Without the pictures, return all of the material exactly as written.

(Saved data entries)
** start **
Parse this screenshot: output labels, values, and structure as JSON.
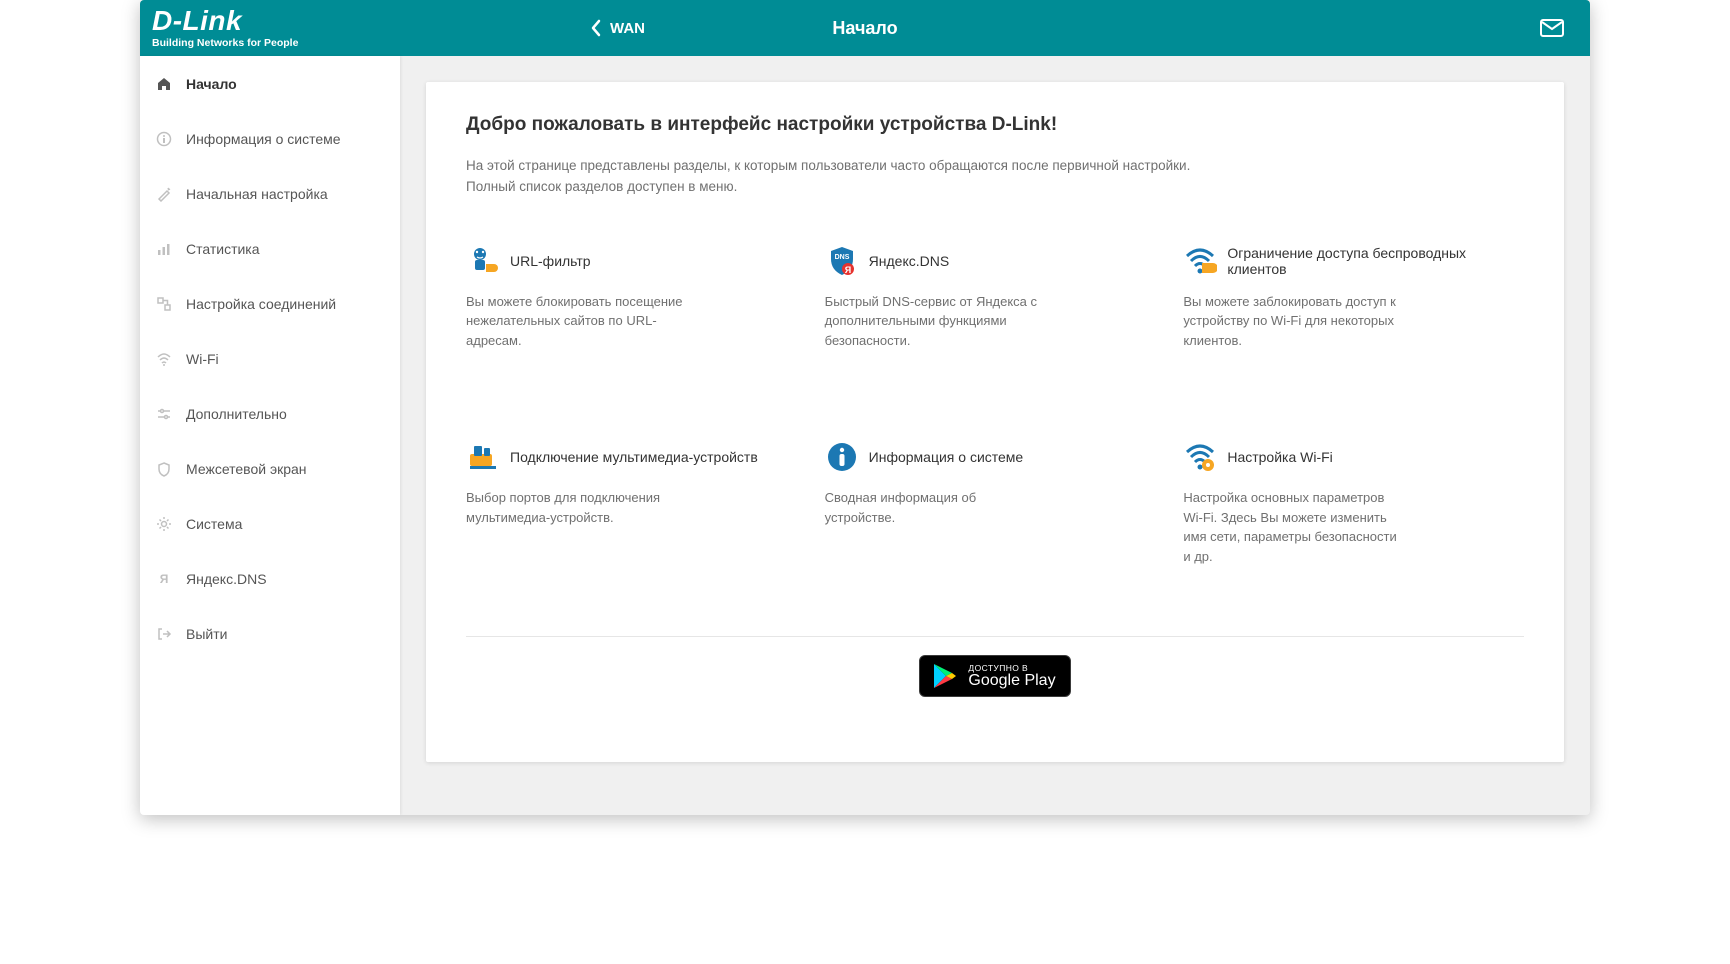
{
  "brand": {
    "name": "D-Link",
    "tagline": "Building Networks for People"
  },
  "header": {
    "back_label": "WAN",
    "title": "Начало"
  },
  "sidebar": {
    "items": [
      {
        "label": "Начало",
        "icon": "home-icon",
        "active": true
      },
      {
        "label": "Информация о системе",
        "icon": "info-icon"
      },
      {
        "label": "Начальная настройка",
        "icon": "wand-icon"
      },
      {
        "label": "Статистика",
        "icon": "chart-icon"
      },
      {
        "label": "Настройка соединений",
        "icon": "connections-icon"
      },
      {
        "label": "Wi-Fi",
        "icon": "wifi-icon"
      },
      {
        "label": "Дополнительно",
        "icon": "advanced-icon"
      },
      {
        "label": "Межсетевой экран",
        "icon": "shield-icon"
      },
      {
        "label": "Система",
        "icon": "gear-icon"
      },
      {
        "label": "Яндекс.DNS",
        "icon": "yandex-icon"
      },
      {
        "label": "Выйти",
        "icon": "logout-icon"
      }
    ]
  },
  "main": {
    "welcome_title": "Добро пожаловать в интерфейс настройки устройства D-Link!",
    "welcome_text": "На этой странице представлены разделы, к которым пользователи часто обращаются после первичной настройки. Полный список разделов доступен в меню.",
    "tiles": [
      {
        "title": "URL-фильтр",
        "desc": "Вы можете блокировать посещение нежелательных сайтов по URL-адресам."
      },
      {
        "title": "Яндекс.DNS",
        "desc": "Быстрый DNS-сервис от Яндекса с дополнительными функциями безопасности."
      },
      {
        "title": "Ограничение доступа беспроводных клиентов",
        "desc": "Вы можете заблокировать доступ к устройству по Wi-Fi для некоторых клиентов."
      },
      {
        "title": "Подключение мультимедиа-устройств",
        "desc": "Выбор портов для подключения мультимедиа-устройств."
      },
      {
        "title": "Информация о системе",
        "desc": "Сводная информация об устройстве."
      },
      {
        "title": "Настройка Wi-Fi",
        "desc": "Настройка основных параметров Wi-Fi. Здесь Вы можете изменить имя сети, параметры безопасности и др."
      }
    ],
    "store": {
      "available": "ДОСТУПНО В",
      "name": "Google Play"
    }
  }
}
** end **
▸ **WRITTEN SOLUTION**:
Parse this screenshot: output labels, values, and structure as JSON.
{
  "brand": {
    "name": "D-Link",
    "tagline": "Building Networks for People"
  },
  "header": {
    "back_label": "WAN",
    "title": "Начало"
  },
  "sidebar": {
    "items": [
      {
        "label": "Начало",
        "icon": "home-icon",
        "active": true
      },
      {
        "label": "Информация о системе",
        "icon": "info-icon"
      },
      {
        "label": "Начальная настройка",
        "icon": "wand-icon"
      },
      {
        "label": "Статистика",
        "icon": "chart-icon"
      },
      {
        "label": "Настройка соединений",
        "icon": "connections-icon"
      },
      {
        "label": "Wi-Fi",
        "icon": "wifi-icon"
      },
      {
        "label": "Дополнительно",
        "icon": "advanced-icon"
      },
      {
        "label": "Межсетевой экран",
        "icon": "shield-icon"
      },
      {
        "label": "Система",
        "icon": "gear-icon"
      },
      {
        "label": "Яндекс.DNS",
        "icon": "yandex-icon"
      },
      {
        "label": "Выйти",
        "icon": "logout-icon"
      }
    ]
  },
  "main": {
    "welcome_title": "Добро пожаловать в интерфейс настройки устройства D-Link!",
    "welcome_text": "На этой странице представлены разделы, к которым пользователи часто обращаются после первичной настройки. Полный список разделов доступен в меню.",
    "tiles": [
      {
        "title": "URL-фильтр",
        "desc": "Вы можете блокировать посещение нежелательных сайтов по URL-адресам."
      },
      {
        "title": "Яндекс.DNS",
        "desc": "Быстрый DNS-сервис от Яндекса с дополнительными функциями безопасности."
      },
      {
        "title": "Ограничение доступа беспроводных клиентов",
        "desc": "Вы можете заблокировать доступ к устройству по Wi-Fi для некоторых клиентов."
      },
      {
        "title": "Подключение мультимедиа-устройств",
        "desc": "Выбор портов для подключения мультимедиа-устройств."
      },
      {
        "title": "Информация о системе",
        "desc": "Сводная информация об устройстве."
      },
      {
        "title": "Настройка Wi-Fi",
        "desc": "Настройка основных параметров Wi-Fi. Здесь Вы можете изменить имя сети, параметры безопасности и др."
      }
    ],
    "store": {
      "available": "ДОСТУПНО В",
      "name": "Google Play"
    }
  }
}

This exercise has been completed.